+++ Items
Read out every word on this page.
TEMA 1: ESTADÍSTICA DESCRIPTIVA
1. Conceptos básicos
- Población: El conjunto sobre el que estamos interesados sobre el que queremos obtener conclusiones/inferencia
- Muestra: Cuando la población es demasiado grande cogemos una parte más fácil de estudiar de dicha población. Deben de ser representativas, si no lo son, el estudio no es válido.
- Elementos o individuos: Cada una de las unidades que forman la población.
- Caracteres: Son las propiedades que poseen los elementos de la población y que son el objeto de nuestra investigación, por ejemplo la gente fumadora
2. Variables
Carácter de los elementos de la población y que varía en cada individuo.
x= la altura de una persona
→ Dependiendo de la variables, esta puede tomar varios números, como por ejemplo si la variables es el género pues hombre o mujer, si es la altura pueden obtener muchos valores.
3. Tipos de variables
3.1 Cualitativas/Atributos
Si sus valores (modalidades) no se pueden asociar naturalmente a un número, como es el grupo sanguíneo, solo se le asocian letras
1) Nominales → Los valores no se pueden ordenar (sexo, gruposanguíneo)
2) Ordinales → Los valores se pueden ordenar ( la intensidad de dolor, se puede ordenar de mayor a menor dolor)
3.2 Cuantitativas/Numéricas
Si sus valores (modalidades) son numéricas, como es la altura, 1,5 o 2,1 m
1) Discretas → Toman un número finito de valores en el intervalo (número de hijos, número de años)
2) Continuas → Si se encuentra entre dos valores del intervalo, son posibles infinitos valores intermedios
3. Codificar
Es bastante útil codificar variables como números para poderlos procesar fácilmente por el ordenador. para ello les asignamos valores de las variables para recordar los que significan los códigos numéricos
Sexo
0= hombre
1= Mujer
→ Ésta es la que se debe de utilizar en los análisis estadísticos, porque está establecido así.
++++++
Exercise description: Return all lines of the material above in which the word "hombre" occurs.

Task output:
→ Dependiendo de la variables, esta puede tomar varios números, como por ejemplo si la variables es el género pues hombre o mujer, si es la altura pueden obtener muchos valores.
0= hombre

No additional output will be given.